• DESCRIPTION OF THE TASK: Spot each line in the records below where the word "ylabel" occurs, then copy it.
— Begin DATA FOR THIS EXERCISE —
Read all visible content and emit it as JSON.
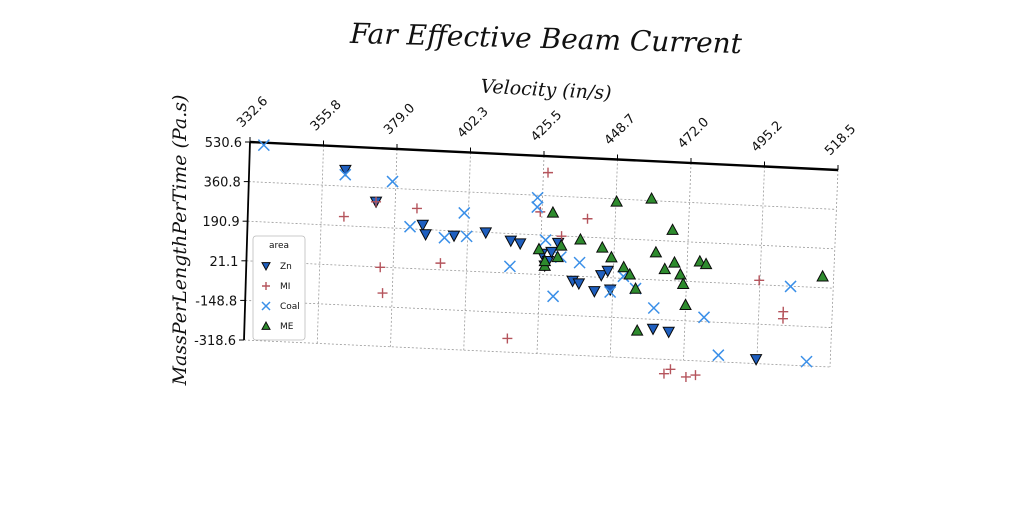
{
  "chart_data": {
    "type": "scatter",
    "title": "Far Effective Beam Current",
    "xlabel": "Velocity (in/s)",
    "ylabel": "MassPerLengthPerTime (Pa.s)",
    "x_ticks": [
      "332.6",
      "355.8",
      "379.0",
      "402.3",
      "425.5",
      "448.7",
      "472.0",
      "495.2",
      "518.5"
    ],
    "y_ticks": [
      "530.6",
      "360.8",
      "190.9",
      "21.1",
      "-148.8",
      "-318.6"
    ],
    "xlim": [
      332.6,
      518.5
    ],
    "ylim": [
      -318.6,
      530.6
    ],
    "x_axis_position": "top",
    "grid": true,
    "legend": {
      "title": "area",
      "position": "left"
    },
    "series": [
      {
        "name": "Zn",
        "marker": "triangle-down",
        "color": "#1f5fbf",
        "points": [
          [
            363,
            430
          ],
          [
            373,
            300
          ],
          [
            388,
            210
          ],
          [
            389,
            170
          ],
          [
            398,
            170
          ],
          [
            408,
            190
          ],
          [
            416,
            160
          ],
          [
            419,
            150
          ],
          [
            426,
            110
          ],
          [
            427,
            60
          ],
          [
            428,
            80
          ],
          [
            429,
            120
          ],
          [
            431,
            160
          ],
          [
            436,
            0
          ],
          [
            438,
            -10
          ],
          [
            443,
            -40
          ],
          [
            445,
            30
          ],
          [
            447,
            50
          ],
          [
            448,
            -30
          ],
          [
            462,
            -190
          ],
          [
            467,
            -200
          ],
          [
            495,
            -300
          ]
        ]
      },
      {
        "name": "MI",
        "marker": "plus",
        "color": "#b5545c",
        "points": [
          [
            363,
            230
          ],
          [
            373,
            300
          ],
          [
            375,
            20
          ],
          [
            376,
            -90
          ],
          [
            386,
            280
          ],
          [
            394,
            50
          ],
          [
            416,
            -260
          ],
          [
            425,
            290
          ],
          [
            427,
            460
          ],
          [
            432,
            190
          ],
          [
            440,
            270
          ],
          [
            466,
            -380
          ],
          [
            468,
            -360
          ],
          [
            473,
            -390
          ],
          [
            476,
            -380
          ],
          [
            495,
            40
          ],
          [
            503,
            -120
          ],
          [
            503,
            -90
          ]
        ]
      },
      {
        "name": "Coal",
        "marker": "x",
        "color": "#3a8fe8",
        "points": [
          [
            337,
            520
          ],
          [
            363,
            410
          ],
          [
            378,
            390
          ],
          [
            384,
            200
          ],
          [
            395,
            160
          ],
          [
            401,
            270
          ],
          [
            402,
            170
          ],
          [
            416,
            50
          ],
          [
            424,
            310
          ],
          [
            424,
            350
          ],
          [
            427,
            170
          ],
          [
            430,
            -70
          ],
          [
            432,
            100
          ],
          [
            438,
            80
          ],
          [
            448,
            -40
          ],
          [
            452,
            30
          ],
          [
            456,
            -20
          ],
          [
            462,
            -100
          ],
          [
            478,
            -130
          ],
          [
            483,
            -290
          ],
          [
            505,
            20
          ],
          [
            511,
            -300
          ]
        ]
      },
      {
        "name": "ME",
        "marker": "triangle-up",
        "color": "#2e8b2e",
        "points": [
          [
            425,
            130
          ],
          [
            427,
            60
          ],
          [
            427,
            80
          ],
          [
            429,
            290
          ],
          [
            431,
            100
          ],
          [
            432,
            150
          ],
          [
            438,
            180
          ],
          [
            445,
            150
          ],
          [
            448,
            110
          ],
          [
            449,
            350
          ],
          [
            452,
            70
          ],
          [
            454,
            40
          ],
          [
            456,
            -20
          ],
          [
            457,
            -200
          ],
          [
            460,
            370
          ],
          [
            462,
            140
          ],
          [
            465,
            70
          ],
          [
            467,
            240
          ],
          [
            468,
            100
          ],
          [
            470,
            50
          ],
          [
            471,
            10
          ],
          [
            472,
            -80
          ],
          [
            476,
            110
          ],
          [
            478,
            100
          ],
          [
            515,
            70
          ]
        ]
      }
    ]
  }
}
— End DATA FOR THIS EXERCISE —
— Begin DATA FOR THIS EXERCISE —
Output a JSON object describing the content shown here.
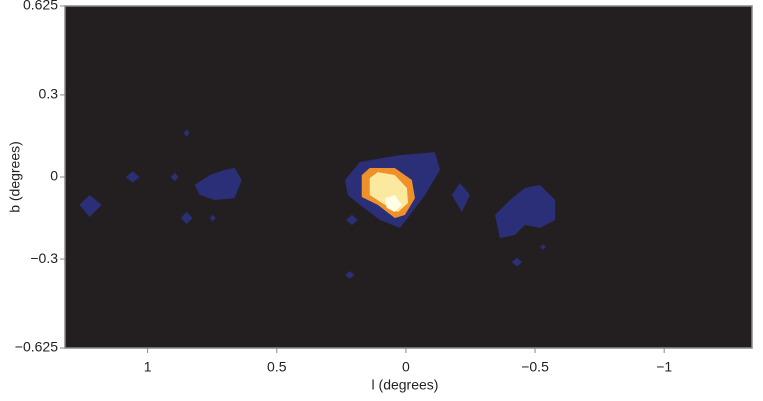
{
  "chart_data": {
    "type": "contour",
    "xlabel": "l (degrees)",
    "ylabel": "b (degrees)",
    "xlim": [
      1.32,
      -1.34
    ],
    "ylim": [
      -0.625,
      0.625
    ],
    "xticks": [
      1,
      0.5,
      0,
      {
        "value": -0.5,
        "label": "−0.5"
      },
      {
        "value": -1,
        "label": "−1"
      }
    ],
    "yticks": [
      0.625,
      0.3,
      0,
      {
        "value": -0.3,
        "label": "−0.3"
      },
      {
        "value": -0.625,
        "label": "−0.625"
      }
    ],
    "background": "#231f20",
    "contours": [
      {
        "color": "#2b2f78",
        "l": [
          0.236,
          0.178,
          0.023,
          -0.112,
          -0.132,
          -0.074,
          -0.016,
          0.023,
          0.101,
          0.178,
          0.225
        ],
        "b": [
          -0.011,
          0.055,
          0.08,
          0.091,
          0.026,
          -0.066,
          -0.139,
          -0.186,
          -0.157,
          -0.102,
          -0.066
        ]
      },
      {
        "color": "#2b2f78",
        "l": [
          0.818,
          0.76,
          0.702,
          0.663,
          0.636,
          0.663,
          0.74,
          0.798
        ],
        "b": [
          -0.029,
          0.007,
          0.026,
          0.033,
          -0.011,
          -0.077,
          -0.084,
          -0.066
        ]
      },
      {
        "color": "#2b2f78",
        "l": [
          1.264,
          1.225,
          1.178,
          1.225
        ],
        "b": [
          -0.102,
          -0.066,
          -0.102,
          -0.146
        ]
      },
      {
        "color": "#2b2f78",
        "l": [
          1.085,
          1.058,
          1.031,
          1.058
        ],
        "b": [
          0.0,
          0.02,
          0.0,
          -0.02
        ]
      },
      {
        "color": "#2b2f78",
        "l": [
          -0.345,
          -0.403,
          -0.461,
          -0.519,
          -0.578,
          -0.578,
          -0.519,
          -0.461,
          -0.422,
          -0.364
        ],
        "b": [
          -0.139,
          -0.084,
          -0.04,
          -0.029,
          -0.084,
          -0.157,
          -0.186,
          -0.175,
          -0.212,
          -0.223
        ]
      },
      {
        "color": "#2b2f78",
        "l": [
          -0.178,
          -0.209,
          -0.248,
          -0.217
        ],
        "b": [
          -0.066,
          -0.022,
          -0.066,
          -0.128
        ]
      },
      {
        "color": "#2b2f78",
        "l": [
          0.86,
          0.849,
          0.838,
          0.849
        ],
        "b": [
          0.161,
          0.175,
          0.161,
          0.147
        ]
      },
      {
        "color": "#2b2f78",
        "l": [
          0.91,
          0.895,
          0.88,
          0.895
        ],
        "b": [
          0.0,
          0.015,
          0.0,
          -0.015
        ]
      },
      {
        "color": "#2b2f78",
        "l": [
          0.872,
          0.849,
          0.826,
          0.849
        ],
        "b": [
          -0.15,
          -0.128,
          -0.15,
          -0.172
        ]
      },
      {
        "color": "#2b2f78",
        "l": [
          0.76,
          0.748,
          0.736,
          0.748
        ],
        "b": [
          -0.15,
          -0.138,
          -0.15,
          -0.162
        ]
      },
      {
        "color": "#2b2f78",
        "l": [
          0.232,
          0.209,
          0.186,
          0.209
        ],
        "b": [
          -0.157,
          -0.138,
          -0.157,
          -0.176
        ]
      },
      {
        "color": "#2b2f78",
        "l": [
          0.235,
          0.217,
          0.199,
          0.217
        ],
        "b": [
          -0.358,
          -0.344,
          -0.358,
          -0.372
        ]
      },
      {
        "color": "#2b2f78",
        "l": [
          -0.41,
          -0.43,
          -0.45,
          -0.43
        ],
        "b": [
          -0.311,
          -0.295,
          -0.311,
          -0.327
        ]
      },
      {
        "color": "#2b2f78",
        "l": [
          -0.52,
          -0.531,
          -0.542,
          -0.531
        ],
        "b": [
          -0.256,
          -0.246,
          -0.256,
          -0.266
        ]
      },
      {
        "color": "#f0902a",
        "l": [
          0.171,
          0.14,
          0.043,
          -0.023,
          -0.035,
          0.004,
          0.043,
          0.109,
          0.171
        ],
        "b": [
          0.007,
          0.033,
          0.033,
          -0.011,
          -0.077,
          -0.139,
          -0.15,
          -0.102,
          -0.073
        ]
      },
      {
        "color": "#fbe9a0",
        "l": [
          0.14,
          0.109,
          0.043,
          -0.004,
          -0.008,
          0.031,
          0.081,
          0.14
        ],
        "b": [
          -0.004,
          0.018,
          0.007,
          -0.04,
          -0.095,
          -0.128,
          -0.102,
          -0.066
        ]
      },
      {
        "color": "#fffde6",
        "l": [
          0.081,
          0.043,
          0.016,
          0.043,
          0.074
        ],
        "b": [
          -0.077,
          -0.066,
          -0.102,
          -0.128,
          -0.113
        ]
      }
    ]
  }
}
— End DATA FOR THIS EXERCISE —
• TASK RESULT:
    "ylabel": "MassPerLengthPerTime (Pa.s)",
    "ylabel": "b (degrees)",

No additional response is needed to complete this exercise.